Stated problem:
Repeat the full listing, word for word.

Saved data entries

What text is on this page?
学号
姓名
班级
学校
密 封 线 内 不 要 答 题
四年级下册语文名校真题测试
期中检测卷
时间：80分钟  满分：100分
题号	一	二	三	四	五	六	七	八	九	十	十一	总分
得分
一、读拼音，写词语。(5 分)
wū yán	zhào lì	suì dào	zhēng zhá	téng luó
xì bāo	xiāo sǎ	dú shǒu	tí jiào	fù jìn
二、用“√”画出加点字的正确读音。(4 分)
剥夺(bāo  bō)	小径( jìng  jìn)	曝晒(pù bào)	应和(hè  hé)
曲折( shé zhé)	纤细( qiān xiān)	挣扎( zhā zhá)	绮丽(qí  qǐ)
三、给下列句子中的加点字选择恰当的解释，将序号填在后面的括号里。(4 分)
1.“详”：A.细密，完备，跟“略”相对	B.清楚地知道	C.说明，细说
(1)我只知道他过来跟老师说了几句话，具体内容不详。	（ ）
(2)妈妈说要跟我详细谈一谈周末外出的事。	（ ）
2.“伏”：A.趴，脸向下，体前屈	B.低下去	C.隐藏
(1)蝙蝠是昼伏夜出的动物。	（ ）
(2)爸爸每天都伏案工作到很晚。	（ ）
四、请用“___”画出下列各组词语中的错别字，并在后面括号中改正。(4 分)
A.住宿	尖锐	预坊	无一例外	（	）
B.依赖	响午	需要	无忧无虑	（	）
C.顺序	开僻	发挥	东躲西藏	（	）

Problem solution:
What text is on this page?
学号
姓名
班级
学校
密 封 线 内 不 要 答 题
四年级下册语文名校真题测试
期中检测卷
时间：80分钟  满分：100分
题号	一	二	三	四	五	六	七	八	九	十	十一	总分
得分
一、读拼音，写词语。(5 分)
wū yán	zhào lì	suì dào	zhēng zhá	téng luó
xì bāo	xiāo sǎ	dú shǒu	tí jiào	fù jìn
二、用“√”画出加点字的正确读音。(4 分)
剥夺(bāo  bō)	小径( jìng  jìn)	曝晒(pù bào)	应和(hè  hé)
曲折( shé zhé)	纤细( qiān xiān)	挣扎( zhā zhá)	绮丽(qí  qǐ)
三、给下列句子中的加点字选择恰当的解释，将序号填在后面的括号里。(4 分)
1.“详”：A.细密，完备，跟“略”相对	B.清楚地知道	C.说明，细说
(1)我只知道他过来跟老师说了几句话，具体内容不详。	（ ）
(2)妈妈说要跟我详细谈一谈周末外出的事。	（ ）
2.“伏”：A.趴，脸向下，体前屈	B.低下去	C.隐藏
(1)蝙蝠是昼伏夜出的动物。	（ ）
(2)爸爸每天都伏案工作到很晚。	（ ）
四、请用“___”画出下列各组词语中的错别字，并在后面括号中改正。(4 分)
A.住宿	尖锐	预坊	无一例外	（	）
B.依赖	响午	需要	无忧无虑	（	）
C.顺序	开僻	发挥	东躲西藏	（	）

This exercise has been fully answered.